Text section >>
───
- Born: Worcester, Massachusetts
- Education: Florida International University; Arkansas State University; University of South Florida;
- Scientific career
- Fields: Biology
- Workplaces: State Museum of Pennsylvania

= Walter E. Meshaka Jr. =

Walter E. Meshaka Jr. is an American herpetologist and natural historian. He was the supervisory curator for the four National Parks in southern Florida from 1995 to 2000. In 2000 he became the Senior Curator of Zoology and Botany at the State Museum of Pennsylvania in Harrisburg, Pennsylvania. His research has been covered by Lawrence Journal-World, among other news outlets.

==Early life and education==
Meshaka was born in Worcester to Lebanese-American parents of Melkite Catholic Christian heritage. He earned a B.S. in biology in 1985 from the University of South Florida. Then, he earned a M.S. in Biology in 1988 from Arkansas State University, and completed his Ph.D. in 1994 at the Florida International University

==Research==
His primary focus is on North American and exotic amphibians and reptiles with a strong connection to the herpetofauna of southern Florida.

J. Whitfield Gibbons noted, "Meshaka’s thoughtful afterword on exotic species introductions to Florida offers some achievable solutions for controlling the influx of more herpetofauna.". He published four pocket field guides with Joseph T. Collins largely "intended to raise public awareness". Their "Pocket Guide to Lizards and Turtles" is said to be "useful for all naturalists to carry with them in eastern Canada. It is especially ideal for junior naturalists as a “starter” guide."

Meshaka has collaborated with the Carnegie Museum of Natural History's Powdermill Nature Reserve on field herpetology research. A long-term mark-recapture study of the ten species of snakes occurring at the preserve has ensued since 2002. He has resurrected and continued a long-term study on Eastern Box Turtles and Wood Turtles that was established by Graham Netting in 1958 and continued until Netting's death in 1996.
───
Supplied information >>
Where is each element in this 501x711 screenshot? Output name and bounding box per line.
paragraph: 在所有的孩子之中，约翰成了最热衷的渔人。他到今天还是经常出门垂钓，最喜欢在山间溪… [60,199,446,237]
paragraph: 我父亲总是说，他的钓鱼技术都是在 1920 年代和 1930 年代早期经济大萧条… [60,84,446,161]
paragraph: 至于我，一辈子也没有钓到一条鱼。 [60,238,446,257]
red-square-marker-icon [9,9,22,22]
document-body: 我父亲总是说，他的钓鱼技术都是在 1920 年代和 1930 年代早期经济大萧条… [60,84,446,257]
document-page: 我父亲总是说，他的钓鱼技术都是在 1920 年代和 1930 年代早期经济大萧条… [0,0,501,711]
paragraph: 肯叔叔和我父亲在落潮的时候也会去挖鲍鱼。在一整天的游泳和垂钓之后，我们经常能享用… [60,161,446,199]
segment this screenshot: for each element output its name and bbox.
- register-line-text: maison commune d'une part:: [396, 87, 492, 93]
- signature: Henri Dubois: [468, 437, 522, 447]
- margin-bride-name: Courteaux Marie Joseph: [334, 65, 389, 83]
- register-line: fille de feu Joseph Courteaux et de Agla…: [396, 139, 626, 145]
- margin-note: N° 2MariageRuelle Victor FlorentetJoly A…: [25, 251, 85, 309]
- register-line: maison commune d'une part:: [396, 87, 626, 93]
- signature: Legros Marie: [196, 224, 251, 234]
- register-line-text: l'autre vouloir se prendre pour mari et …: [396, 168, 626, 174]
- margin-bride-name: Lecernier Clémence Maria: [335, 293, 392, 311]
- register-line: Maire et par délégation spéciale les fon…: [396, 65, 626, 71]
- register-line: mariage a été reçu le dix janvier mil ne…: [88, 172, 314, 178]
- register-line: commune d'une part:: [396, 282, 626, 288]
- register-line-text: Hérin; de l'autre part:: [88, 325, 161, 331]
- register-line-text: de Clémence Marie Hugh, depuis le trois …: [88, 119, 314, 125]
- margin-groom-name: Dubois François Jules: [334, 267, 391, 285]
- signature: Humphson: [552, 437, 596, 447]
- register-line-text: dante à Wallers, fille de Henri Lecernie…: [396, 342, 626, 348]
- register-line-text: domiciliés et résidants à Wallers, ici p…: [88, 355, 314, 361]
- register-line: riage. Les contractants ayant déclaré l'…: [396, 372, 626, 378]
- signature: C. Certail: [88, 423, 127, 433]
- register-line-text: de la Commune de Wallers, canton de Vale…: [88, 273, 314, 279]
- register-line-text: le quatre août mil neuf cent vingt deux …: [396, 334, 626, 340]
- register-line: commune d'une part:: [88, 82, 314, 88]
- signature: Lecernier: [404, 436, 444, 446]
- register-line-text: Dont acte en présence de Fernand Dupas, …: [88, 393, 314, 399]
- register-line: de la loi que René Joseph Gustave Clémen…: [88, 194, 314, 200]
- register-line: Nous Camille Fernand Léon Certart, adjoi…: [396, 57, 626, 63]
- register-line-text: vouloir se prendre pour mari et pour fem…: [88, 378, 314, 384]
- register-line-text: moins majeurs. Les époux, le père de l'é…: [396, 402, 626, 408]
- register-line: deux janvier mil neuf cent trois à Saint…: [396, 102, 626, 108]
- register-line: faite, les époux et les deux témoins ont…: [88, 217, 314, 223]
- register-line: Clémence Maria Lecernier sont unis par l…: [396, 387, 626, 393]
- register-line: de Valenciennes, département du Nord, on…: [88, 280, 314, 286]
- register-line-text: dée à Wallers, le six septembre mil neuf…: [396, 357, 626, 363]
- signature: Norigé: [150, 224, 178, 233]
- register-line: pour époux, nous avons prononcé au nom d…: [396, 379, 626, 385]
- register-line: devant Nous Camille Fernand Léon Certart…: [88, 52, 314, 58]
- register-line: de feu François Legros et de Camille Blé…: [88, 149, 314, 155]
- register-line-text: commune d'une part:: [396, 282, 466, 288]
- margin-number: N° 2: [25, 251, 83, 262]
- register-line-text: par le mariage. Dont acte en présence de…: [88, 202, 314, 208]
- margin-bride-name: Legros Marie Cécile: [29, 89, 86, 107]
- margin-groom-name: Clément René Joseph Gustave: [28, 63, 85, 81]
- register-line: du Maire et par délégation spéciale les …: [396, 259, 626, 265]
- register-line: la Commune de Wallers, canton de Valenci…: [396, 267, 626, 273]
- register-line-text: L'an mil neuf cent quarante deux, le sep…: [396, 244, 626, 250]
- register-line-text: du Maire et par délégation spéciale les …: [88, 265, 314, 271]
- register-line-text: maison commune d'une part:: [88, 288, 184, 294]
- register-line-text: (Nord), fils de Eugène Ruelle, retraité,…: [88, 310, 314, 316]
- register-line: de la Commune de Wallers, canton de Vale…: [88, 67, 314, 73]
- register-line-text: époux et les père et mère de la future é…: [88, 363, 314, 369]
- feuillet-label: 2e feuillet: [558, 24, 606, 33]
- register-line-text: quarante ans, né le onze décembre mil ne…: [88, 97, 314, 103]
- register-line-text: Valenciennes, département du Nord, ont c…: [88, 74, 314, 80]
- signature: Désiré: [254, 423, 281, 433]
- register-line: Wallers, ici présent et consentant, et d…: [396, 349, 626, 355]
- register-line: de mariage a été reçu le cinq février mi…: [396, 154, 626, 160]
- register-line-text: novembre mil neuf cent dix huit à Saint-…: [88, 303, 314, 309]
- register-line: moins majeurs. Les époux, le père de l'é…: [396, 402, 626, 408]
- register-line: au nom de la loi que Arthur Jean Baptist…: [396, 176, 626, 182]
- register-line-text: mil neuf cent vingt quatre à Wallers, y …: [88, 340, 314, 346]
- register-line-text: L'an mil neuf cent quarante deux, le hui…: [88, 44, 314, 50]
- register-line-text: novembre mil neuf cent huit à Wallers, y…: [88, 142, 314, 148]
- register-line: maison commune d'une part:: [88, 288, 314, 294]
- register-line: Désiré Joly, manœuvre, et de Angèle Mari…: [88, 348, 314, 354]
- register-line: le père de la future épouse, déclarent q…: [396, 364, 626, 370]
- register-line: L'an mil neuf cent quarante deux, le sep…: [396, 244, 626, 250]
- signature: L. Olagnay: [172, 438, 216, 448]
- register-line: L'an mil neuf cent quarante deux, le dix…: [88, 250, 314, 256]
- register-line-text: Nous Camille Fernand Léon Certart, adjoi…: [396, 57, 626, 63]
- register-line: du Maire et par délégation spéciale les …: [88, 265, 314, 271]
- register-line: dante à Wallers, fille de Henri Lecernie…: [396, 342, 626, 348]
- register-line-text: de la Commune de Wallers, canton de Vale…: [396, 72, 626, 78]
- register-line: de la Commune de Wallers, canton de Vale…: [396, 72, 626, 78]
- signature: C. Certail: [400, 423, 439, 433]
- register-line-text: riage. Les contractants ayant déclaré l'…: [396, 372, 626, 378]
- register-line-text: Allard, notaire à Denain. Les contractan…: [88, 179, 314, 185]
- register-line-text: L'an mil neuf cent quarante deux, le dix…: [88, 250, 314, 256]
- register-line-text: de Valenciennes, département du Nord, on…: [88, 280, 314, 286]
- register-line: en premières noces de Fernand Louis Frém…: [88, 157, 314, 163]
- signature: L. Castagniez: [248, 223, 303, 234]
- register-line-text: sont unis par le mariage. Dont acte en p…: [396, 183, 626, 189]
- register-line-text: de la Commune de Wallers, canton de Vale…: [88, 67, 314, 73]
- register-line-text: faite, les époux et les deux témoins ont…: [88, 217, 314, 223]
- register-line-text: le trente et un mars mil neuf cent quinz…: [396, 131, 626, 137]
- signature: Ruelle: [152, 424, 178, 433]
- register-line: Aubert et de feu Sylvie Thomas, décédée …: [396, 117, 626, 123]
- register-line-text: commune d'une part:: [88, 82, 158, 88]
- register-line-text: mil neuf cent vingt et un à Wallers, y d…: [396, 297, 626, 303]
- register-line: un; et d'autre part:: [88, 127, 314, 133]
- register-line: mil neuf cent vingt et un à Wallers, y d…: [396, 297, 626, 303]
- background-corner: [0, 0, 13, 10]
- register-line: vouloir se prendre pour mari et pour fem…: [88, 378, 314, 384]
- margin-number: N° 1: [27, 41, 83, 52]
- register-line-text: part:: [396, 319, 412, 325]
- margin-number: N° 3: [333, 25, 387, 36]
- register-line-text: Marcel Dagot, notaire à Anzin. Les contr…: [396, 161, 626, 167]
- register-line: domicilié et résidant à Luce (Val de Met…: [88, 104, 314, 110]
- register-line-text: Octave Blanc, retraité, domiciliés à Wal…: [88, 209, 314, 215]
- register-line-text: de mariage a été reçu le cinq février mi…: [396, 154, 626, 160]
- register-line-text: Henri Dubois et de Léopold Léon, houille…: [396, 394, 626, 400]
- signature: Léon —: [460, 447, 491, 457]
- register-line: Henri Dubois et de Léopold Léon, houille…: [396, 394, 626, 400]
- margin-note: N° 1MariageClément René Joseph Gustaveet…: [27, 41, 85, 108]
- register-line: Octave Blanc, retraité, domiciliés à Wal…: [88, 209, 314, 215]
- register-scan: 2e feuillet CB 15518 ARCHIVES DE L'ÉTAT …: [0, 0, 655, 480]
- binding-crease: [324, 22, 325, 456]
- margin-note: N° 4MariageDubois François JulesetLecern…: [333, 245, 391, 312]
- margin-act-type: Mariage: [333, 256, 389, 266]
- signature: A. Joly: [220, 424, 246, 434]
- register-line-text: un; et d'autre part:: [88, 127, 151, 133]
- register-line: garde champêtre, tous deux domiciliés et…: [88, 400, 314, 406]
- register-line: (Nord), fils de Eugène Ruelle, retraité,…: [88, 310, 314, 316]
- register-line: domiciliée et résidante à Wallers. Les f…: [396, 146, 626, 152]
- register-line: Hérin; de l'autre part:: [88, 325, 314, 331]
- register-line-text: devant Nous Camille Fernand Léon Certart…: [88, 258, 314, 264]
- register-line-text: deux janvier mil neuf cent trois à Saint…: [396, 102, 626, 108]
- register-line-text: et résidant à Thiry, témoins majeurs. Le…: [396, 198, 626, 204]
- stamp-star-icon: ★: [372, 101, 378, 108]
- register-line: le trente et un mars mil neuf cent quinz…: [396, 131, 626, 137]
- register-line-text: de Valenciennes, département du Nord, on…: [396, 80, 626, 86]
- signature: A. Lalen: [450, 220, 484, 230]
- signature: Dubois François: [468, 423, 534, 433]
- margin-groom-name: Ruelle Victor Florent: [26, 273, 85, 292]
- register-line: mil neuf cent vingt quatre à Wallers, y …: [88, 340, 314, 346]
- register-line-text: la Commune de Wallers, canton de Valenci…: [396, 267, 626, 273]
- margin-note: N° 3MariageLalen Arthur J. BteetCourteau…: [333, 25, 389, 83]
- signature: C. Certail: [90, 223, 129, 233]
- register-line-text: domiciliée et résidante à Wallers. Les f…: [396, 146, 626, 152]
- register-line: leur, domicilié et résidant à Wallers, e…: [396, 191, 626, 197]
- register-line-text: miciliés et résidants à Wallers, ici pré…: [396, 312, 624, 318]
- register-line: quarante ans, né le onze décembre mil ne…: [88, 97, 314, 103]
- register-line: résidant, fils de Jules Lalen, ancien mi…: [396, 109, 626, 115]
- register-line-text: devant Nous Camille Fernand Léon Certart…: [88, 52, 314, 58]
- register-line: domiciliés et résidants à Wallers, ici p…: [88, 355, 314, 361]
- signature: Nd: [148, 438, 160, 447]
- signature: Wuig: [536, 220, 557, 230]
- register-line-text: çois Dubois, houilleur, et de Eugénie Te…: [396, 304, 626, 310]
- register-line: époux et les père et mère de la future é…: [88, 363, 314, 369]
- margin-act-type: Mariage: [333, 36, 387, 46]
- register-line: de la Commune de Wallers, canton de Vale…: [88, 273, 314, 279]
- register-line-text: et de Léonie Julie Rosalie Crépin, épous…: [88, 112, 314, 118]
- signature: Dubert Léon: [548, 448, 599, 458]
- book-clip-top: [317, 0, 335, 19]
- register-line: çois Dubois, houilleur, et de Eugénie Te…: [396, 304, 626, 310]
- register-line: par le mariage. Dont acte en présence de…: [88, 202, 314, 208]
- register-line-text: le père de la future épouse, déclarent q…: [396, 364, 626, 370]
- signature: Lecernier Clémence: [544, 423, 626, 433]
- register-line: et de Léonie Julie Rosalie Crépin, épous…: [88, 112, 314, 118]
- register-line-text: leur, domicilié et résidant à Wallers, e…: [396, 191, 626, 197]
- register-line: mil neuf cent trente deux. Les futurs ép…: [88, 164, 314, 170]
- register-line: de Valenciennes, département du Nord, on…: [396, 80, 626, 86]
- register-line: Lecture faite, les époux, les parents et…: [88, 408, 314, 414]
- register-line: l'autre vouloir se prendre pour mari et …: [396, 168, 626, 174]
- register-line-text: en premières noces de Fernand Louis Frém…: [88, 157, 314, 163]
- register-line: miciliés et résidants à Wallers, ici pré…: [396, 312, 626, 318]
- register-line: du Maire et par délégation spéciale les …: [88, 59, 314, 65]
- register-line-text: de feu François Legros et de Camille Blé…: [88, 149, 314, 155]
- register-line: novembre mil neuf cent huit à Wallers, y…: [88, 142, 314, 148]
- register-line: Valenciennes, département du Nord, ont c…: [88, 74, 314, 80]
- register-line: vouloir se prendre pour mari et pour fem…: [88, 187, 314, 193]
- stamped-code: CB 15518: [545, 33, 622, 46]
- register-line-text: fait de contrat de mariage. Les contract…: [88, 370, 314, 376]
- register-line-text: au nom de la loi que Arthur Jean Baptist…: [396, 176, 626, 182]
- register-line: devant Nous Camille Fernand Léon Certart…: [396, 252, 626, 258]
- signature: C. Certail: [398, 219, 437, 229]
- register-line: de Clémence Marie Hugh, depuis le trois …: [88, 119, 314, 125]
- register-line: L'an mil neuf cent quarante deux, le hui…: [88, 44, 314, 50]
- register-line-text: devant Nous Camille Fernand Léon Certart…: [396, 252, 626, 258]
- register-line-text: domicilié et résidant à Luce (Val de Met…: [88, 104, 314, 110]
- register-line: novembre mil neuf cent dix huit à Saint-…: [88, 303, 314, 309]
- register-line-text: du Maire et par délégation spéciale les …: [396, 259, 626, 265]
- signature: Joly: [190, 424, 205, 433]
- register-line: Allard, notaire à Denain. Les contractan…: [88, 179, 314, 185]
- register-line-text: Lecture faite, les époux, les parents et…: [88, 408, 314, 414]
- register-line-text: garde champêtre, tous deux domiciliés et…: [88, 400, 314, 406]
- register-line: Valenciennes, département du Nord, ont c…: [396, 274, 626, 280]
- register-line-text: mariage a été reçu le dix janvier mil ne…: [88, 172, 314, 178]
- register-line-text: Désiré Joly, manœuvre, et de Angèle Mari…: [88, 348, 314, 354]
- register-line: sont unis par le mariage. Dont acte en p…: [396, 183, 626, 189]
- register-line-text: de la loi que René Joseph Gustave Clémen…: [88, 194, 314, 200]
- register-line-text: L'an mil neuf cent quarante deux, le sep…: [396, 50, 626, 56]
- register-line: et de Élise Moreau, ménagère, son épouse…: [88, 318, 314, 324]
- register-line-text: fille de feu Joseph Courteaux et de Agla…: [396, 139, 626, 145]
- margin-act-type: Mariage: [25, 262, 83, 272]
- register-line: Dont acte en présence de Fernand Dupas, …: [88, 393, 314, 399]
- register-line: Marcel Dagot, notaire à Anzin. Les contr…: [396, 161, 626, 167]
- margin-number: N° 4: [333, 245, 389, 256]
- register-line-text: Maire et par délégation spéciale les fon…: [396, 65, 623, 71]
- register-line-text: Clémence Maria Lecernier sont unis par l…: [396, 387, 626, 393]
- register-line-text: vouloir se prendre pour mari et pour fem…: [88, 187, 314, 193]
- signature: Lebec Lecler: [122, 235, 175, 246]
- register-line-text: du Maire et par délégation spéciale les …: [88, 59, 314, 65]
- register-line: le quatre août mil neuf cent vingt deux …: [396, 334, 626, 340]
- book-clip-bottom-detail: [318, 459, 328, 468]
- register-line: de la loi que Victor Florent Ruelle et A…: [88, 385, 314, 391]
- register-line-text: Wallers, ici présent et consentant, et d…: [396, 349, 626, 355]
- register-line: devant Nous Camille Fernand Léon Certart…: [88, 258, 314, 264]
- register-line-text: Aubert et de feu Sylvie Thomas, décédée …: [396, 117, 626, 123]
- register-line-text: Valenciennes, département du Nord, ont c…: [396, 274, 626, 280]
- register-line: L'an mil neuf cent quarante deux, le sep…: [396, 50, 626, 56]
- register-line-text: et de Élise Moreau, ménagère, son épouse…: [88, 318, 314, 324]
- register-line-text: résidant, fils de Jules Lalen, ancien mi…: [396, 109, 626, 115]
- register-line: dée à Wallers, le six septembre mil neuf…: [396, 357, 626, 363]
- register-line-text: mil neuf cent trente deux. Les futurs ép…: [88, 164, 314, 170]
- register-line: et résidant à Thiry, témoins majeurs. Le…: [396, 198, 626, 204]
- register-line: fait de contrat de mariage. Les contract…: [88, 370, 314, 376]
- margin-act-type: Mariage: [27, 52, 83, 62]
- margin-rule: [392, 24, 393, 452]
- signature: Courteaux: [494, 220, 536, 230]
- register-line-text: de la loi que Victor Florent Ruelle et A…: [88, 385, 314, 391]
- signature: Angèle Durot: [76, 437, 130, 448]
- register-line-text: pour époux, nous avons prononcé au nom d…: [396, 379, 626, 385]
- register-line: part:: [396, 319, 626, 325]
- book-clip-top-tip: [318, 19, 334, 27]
───
Copy word for word the part of the Walter E. Meshaka Jr. article that starts with "Walter E. Meshaka Jr. is" and runs through "of southern Florida.".

Your solution >>
Walter E. Meshaka Jr. is an American herpetologist and natural historian. He was the supervisory curator for the four National Parks in southern Florida from 1995 to 2000. In 2000 he became the Senior Curator of Zoology and Botany at the State Museum of Pennsylvania in Harrisburg, Pennsylvania. His research has been covered by Lawrence Journal-World, among other news outlets.

==Early life and education==
Meshaka was born in Worcester to Lebanese-American parents of Melkite Catholic Christian heritage. He earned a B.S. in biology in 1985 from the University of South Florida. Then, he earned a M.S. in Biology in 1988 from Arkansas State University, and completed his Ph.D. in 1994 at the Florida International University

==Research==
His primary focus is on North American and exotic amphibians and reptiles with a strong connection to the herpetofauna of southern Florida.